§ TASK REQUIREMENTS
Filter the entries and keep only the lines where the string "effect" appears.

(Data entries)

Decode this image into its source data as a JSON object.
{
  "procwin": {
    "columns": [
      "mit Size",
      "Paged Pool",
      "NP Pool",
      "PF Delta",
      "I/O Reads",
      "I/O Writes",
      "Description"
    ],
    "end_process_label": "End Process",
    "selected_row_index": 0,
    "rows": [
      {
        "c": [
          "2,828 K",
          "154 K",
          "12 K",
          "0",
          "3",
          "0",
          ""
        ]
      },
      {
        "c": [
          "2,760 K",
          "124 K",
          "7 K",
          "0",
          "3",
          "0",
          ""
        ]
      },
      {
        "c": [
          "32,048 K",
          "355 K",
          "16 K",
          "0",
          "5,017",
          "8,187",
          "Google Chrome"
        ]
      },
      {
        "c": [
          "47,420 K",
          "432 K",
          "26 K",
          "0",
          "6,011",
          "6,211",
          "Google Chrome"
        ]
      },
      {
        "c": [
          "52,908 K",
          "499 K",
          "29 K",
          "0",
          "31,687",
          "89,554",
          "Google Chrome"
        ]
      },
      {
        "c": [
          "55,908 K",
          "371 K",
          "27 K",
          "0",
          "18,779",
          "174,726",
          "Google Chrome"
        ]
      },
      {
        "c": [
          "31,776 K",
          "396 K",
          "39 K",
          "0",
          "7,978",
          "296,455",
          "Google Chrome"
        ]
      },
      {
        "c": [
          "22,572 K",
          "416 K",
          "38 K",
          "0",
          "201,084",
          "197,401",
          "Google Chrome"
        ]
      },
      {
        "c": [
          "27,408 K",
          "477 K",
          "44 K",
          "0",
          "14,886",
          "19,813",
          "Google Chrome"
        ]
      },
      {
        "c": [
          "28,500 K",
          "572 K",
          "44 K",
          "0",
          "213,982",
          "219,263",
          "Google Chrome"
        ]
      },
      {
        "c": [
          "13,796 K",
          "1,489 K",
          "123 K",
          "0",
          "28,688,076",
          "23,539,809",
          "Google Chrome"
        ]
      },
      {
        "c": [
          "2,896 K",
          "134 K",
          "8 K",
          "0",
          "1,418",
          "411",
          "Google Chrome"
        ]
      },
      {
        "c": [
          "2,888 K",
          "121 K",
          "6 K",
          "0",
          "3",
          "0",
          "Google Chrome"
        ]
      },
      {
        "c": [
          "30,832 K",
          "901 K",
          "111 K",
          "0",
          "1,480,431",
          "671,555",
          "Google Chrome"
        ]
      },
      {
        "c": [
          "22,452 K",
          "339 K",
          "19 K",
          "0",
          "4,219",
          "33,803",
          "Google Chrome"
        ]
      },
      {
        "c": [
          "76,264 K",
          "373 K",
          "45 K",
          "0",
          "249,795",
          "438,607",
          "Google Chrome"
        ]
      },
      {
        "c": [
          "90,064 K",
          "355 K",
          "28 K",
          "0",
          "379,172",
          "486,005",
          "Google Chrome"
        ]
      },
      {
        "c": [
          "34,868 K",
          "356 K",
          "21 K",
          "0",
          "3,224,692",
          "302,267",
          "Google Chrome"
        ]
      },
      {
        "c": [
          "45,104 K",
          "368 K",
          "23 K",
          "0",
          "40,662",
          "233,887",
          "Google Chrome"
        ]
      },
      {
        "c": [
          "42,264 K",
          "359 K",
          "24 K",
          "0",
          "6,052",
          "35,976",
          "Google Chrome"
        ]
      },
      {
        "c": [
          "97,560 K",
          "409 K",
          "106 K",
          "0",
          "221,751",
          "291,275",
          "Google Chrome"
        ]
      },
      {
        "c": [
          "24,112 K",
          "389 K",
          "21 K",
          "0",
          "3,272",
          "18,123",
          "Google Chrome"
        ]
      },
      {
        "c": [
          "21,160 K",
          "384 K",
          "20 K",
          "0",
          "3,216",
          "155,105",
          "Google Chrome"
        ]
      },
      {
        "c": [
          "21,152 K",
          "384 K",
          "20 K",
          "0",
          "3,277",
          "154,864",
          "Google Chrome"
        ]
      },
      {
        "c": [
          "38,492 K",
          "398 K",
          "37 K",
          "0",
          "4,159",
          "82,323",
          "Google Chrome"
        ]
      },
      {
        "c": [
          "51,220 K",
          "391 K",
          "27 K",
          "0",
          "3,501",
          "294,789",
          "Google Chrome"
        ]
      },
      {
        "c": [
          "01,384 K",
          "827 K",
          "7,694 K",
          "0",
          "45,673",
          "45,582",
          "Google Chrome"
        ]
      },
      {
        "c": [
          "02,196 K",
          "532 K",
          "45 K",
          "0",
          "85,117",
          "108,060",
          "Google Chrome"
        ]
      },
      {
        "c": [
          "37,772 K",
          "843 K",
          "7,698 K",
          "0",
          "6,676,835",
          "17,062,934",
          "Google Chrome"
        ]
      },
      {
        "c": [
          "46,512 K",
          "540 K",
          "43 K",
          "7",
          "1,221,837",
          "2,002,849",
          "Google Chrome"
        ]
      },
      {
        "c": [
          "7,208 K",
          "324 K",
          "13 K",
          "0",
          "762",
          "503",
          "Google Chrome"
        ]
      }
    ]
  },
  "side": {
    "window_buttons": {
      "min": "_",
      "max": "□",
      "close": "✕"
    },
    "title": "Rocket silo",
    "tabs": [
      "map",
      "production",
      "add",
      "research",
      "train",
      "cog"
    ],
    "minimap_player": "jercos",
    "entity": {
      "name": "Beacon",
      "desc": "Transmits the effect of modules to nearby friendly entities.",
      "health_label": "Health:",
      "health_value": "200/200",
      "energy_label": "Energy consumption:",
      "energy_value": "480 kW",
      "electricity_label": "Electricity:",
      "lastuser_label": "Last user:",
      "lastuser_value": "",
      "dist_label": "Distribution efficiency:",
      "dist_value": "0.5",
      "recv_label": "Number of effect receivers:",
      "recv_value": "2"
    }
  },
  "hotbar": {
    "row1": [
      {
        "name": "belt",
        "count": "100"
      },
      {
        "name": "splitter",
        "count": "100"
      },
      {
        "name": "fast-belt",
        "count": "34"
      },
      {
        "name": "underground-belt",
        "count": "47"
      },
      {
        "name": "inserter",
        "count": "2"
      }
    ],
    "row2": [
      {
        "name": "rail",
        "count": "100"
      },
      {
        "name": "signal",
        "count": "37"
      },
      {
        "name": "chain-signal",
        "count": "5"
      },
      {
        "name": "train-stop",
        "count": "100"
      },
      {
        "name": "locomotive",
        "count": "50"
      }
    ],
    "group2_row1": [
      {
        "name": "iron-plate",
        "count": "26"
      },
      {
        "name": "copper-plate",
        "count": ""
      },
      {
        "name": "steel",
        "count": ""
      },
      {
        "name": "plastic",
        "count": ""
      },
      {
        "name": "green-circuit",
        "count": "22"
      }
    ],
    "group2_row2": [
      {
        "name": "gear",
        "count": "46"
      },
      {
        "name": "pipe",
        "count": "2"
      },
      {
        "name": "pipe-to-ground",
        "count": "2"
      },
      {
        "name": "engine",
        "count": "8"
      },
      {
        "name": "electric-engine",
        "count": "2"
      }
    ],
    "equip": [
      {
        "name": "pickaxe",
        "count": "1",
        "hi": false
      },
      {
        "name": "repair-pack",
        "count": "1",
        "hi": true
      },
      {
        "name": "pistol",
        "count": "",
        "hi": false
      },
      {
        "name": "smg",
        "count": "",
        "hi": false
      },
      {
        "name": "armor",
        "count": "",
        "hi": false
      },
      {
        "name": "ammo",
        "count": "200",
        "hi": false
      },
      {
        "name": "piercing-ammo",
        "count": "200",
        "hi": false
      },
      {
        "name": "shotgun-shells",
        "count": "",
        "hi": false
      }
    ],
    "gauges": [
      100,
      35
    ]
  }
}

§ RESPONSE FOR THIS EXERCISE
      "desc": "Transmits the effect of modules to nearby friendly entities.",
      "recv_label": "Number of effect receivers:",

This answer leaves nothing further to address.